## begin GIVEN DATA
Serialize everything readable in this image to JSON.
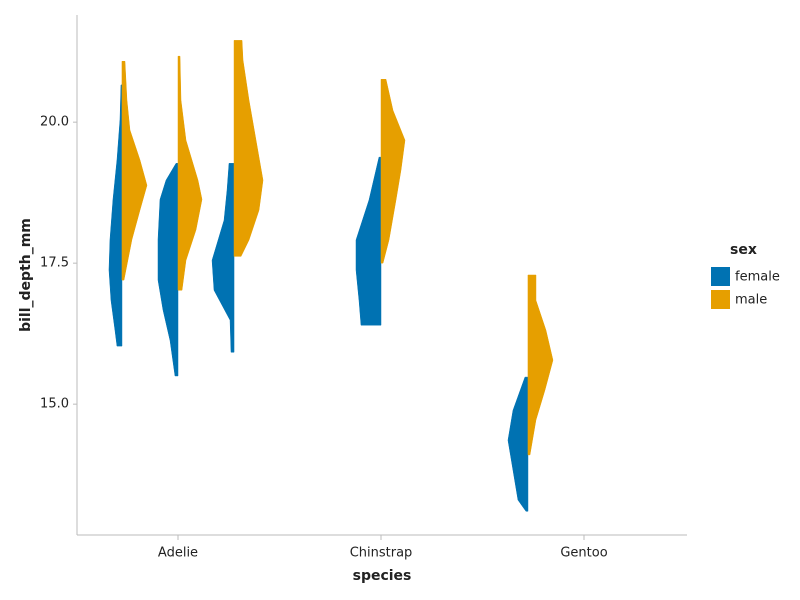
{
  "chart_data": {
    "type": "violin",
    "x_label": "species",
    "y_label": "bill_depth_mm",
    "categories": [
      "Adelie",
      "Chinstrap",
      "Gentoo"
    ],
    "legend_title": "sex",
    "legend": "right",
    "series": [
      {
        "name": "female",
        "color": "#0072b2"
      },
      {
        "name": "male",
        "color": "#e69f00"
      }
    ],
    "ylim": [
      12.68,
      21.9
    ],
    "yticks": [
      {
        "value": 15,
        "label": "15.0"
      },
      {
        "value": 17.5,
        "label": "17.5"
      },
      {
        "value": 20,
        "label": "20.0"
      }
    ],
    "violins": [
      [
        [
          {
            "y": [
              20.66,
              20.04,
              19.33,
              18.63,
              17.92,
              17.38,
              16.84,
              16.31,
              16.03
            ],
            "density": [
              0.1,
              0.2,
              0.5,
              0.9,
              1.2,
              1.3,
              1.1,
              0.7,
              0.5
            ]
          },
          {
            "y": [
              21.08,
              20.39,
              19.86,
              19.33,
              18.88,
              18.44,
              17.92,
              17.38,
              17.2
            ],
            "density": [
              0.3,
              0.5,
              0.8,
              1.8,
              2.5,
              1.8,
              1.0,
              0.4,
              0.2
            ]
          }
        ],
        [
          {
            "y": [
              19.27,
              18.97,
              18.63,
              17.92,
              17.2,
              16.67,
              16.13,
              15.5
            ],
            "density": [
              0.2,
              1.2,
              1.8,
              2.0,
              2.0,
              1.5,
              0.8,
              0.3
            ]
          },
          {
            "y": [
              21.17,
              20.39,
              19.68,
              18.97,
              18.63,
              18.09,
              17.55,
              17.02
            ],
            "density": [
              0.2,
              0.3,
              0.8,
              2.0,
              2.4,
              1.8,
              0.8,
              0.4
            ]
          }
        ],
        [
          {
            "y": [
              19.27,
              18.79,
              18.26,
              17.55,
              17.02,
              16.49,
              15.92
            ],
            "density": [
              0.5,
              0.7,
              1.0,
              2.2,
              2.0,
              0.4,
              0.3
            ]
          },
          {
            "y": [
              21.45,
              21.1,
              20.39,
              19.68,
              18.97,
              18.44,
              17.91,
              17.62
            ],
            "density": [
              0.8,
              0.9,
              1.5,
              2.2,
              2.9,
              2.5,
              1.5,
              0.7
            ]
          }
        ]
      ],
      [
        null,
        [
          {
            "y": [
              19.38,
              18.62,
              17.91,
              17.38,
              16.84,
              16.4
            ],
            "density": [
              0.2,
              1.2,
              2.5,
              2.5,
              2.2,
              2.0
            ]
          },
          {
            "y": [
              20.76,
              20.21,
              19.68,
              19.15,
              18.62,
              17.91,
              17.5
            ],
            "density": [
              0.5,
              1.2,
              2.4,
              2.0,
              1.5,
              0.8,
              0.2
            ]
          }
        ],
        null
      ],
      [
        [
          {
            "y": [
              15.48,
              14.89,
              14.36,
              13.83,
              13.3,
              13.1
            ],
            "density": [
              0.3,
              1.5,
              2.0,
              1.5,
              1.0,
              0.2
            ]
          },
          {
            "y": [
              17.29,
              16.84,
              16.31,
              15.78,
              15.25,
              14.72,
              14.1
            ],
            "density": [
              0.8,
              0.8,
              1.8,
              2.5,
              1.7,
              0.8,
              0.2
            ]
          }
        ],
        null,
        null
      ]
    ]
  }
}
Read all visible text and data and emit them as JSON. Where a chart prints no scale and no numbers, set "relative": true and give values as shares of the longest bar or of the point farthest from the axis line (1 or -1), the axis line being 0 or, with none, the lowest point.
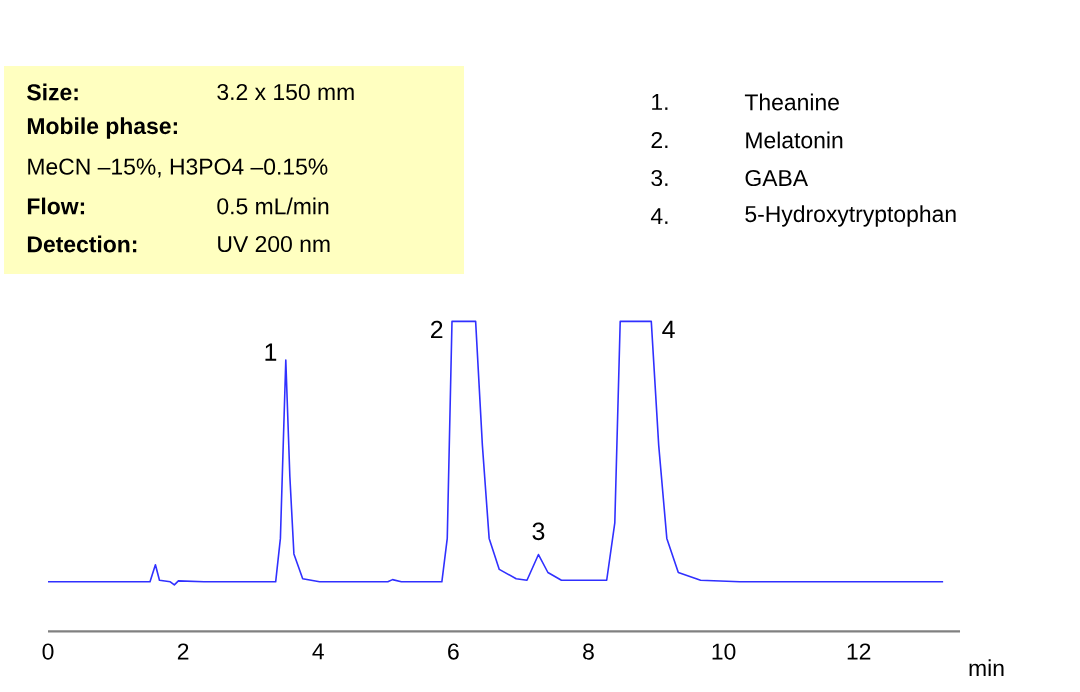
{
  "chart_data": {
    "type": "line",
    "relative": true,
    "xlabel": "min",
    "xlim": [
      0,
      13.5
    ],
    "xticks": [
      0,
      2,
      4,
      6,
      8,
      10,
      12
    ],
    "marker": "none",
    "line_style": "solid",
    "x": [
      0,
      1.51,
      1.59,
      1.65,
      1.81,
      1.87,
      1.93,
      2.31,
      3.37,
      3.44,
      3.52,
      3.58,
      3.64,
      3.77,
      4.02,
      5.03,
      5.1,
      5.23,
      5.83,
      5.91,
      5.98,
      6.33,
      6.43,
      6.53,
      6.68,
      6.93,
      7.09,
      7.26,
      7.4,
      7.6,
      8.27,
      8.39,
      8.47,
      8.93,
      9.04,
      9.16,
      9.33,
      9.66,
      10.24,
      13.25
    ],
    "series": [
      {
        "color": "#3030ff",
        "values": [
          0.16,
          0.16,
          0.215,
          0.165,
          0.16,
          0.15,
          0.163,
          0.16,
          0.16,
          0.3,
          0.875,
          0.5,
          0.25,
          0.17,
          0.16,
          0.16,
          0.167,
          0.16,
          0.16,
          0.3,
          1.0,
          1.0,
          0.6,
          0.3,
          0.2,
          0.17,
          0.165,
          0.248,
          0.19,
          0.165,
          0.165,
          0.35,
          1.0,
          1.0,
          0.6,
          0.3,
          0.19,
          0.165,
          0.16,
          0.16
        ]
      }
    ],
    "annotations": [
      {
        "text": "1",
        "x": 3.52,
        "y": 0.875
      },
      {
        "text": "2",
        "x": 5.98,
        "y": 1.0
      },
      {
        "text": "3",
        "x": 7.26,
        "y": 0.248
      },
      {
        "text": "4",
        "x": 8.93,
        "y": 1.0
      },
      "Size:",
      "3.2 x 150 mm",
      "Mobile phase:",
      "MeCN –15%, H3PO4 –0.15%",
      "Flow:",
      "0.5 mL/min",
      "Detection:",
      "UV 200 nm",
      "1.",
      "Theanine",
      "2.",
      "Melatonin",
      "3.",
      "GABA",
      "4.",
      "5-Hydroxytryptophan"
    ]
  }
}
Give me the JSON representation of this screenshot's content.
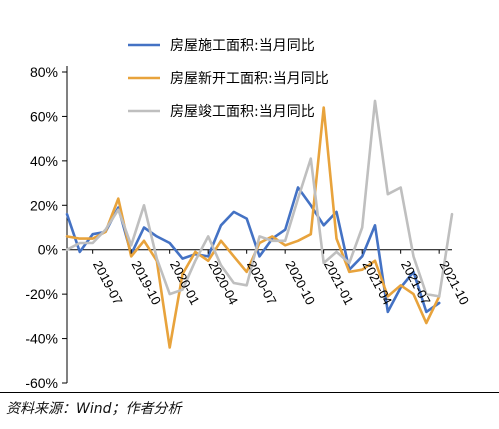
## end GIVEN DATA
| GOAL |
Output a faithful copy of the data, with each picture left out.

| REPLY TO THE TASK |
Serialize everything readable in this image to JSON.
{
  "chart_data": {
    "type": "violin",
    "x_label": "species",
    "y_label": "bill_depth_mm",
    "categories": [
      "Adelie",
      "Chinstrap",
      "Gentoo"
    ],
    "legend_title": "sex",
    "legend": "right",
    "series": [
      {
        "name": "female",
        "color": "#0072b2"
      },
      {
        "name": "male",
        "color": "#e69f00"
      }
    ],
    "ylim": [
      12.68,
      21.9
    ],
    "yticks": [
      {
        "value": 15,
        "label": "15.0"
      },
      {
        "value": 17.5,
        "label": "17.5"
      },
      {
        "value": 20,
        "label": "20.0"
      }
    ],
    "violins": [
      [
        [
          {
            "y": [
              20.66,
              20.04,
              19.33,
              18.63,
              17.92,
              17.38,
              16.84,
              16.31,
              16.03
            ],
            "density": [
              0.1,
              0.2,
              0.5,
              0.9,
              1.2,
              1.3,
              1.1,
              0.7,
              0.5
            ]
          },
          {
            "y": [
              21.08,
              20.39,
              19.86,
              19.33,
              18.88,
              18.44,
              17.92,
              17.38,
              17.2
            ],
            "density": [
              0.3,
              0.5,
              0.8,
              1.8,
              2.5,
              1.8,
              1.0,
              0.4,
              0.2
            ]
          }
        ],
        [
          {
            "y": [
              19.27,
              18.97,
              18.63,
              17.92,
              17.2,
              16.67,
              16.13,
              15.5
            ],
            "density": [
              0.2,
              1.2,
              1.8,
              2.0,
              2.0,
              1.5,
              0.8,
              0.3
            ]
          },
          {
            "y": [
              21.17,
              20.39,
              19.68,
              18.97,
              18.63,
              18.09,
              17.55,
              17.02
            ],
            "density": [
              0.2,
              0.3,
              0.8,
              2.0,
              2.4,
              1.8,
              0.8,
              0.4
            ]
          }
        ],
        [
          {
            "y": [
              19.27,
              18.79,
              18.26,
              17.55,
              17.02,
              16.49,
              15.92
            ],
            "density": [
              0.5,
              0.7,
              1.0,
              2.2,
              2.0,
              0.4,
              0.3
            ]
          },
          {
            "y": [
              21.45,
              21.1,
              20.39,
              19.68,
              18.97,
              18.44,
              17.91,
              17.62
            ],
            "density": [
              0.8,
              0.9,
              1.5,
              2.2,
              2.9,
              2.5,
              1.5,
              0.7
            ]
          }
        ]
      ],
      [
        null,
        [
          {
            "y": [
              19.38,
              18.62,
              17.91,
              17.38,
              16.84,
              16.4
            ],
            "density": [
              0.2,
              1.2,
              2.5,
              2.5,
              2.2,
              2.0
            ]
          },
          {
            "y": [
              20.76,
              20.21,
              19.68,
              19.15,
              18.62,
              17.91,
              17.5
            ],
            "density": [
              0.5,
              1.2,
              2.4,
              2.0,
              1.5,
              0.8,
              0.2
            ]
          }
        ],
        null
      ],
      [
        [
          {
            "y": [
              15.48,
              14.89,
              14.36,
              13.83,
              13.3,
              13.1
            ],
            "density": [
              0.3,
              1.5,
              2.0,
              1.5,
              1.0,
              0.2
            ]
          },
          {
            "y": [
              17.29,
              16.84,
              16.31,
              15.78,
              15.25,
              14.72,
              14.1
            ],
            "density": [
              0.8,
              0.8,
              1.8,
              2.5,
              1.7,
              0.8,
              0.2
            ]
          }
        ],
        null,
        null
      ]
    ]
  }
}
Read all visible text and data and emit them as JSON. Where a chart prints no scale and no numbers, set "relative": true and give values as shares of the longest bar or of the point farthest from the axis line (1 or -1), the axis line being 0 or, with none, the lowest point.
{
  "chart_data": {
    "type": "line",
    "relative": true,
    "xlabel": "min",
    "xlim": [
      0,
      13.5
    ],
    "xticks": [
      0,
      2,
      4,
      6,
      8,
      10,
      12
    ],
    "marker": "none",
    "line_style": "solid",
    "x": [
      0,
      1.51,
      1.59,
      1.65,
      1.81,
      1.87,
      1.93,
      2.31,
      3.37,
      3.44,
      3.52,
      3.58,
      3.64,
      3.77,
      4.02,
      5.03,
      5.1,
      5.23,
      5.83,
      5.91,
      5.98,
      6.33,
      6.43,
      6.53,
      6.68,
      6.93,
      7.09,
      7.26,
      7.4,
      7.6,
      8.27,
      8.39,
      8.47,
      8.93,
      9.04,
      9.16,
      9.33,
      9.66,
      10.24,
      13.25
    ],
    "series": [
      {
        "color": "#3030ff",
        "values": [
          0.16,
          0.16,
          0.215,
          0.165,
          0.16,
          0.15,
          0.163,
          0.16,
          0.16,
          0.3,
          0.875,
          0.5,
          0.25,
          0.17,
          0.16,
          0.16,
          0.167,
          0.16,
          0.16,
          0.3,
          1.0,
          1.0,
          0.6,
          0.3,
          0.2,
          0.17,
          0.165,
          0.248,
          0.19,
          0.165,
          0.165,
          0.35,
          1.0,
          1.0,
          0.6,
          0.3,
          0.19,
          0.165,
          0.16,
          0.16
        ]
      }
    ],
    "annotations": [
      {
        "text": "1",
        "x": 3.52,
        "y": 0.875
      },
      {
        "text": "2",
        "x": 5.98,
        "y": 1.0
      },
      {
        "text": "3",
        "x": 7.26,
        "y": 0.248
      },
      {
        "text": "4",
        "x": 8.93,
        "y": 1.0
      },
      "Size:",
      "3.2 x 150 mm",
      "Mobile phase:",
      "MeCN –15%, H3PO4 –0.15%",
      "Flow:",
      "0.5 mL/min",
      "Detection:",
      "UV 200 nm",
      "1.",
      "Theanine",
      "2.",
      "Melatonin",
      "3.",
      "GABA",
      "4.",
      "5-Hydroxytryptophan"
    ]
  }
}
Give me the JSON representation of this screenshot's content.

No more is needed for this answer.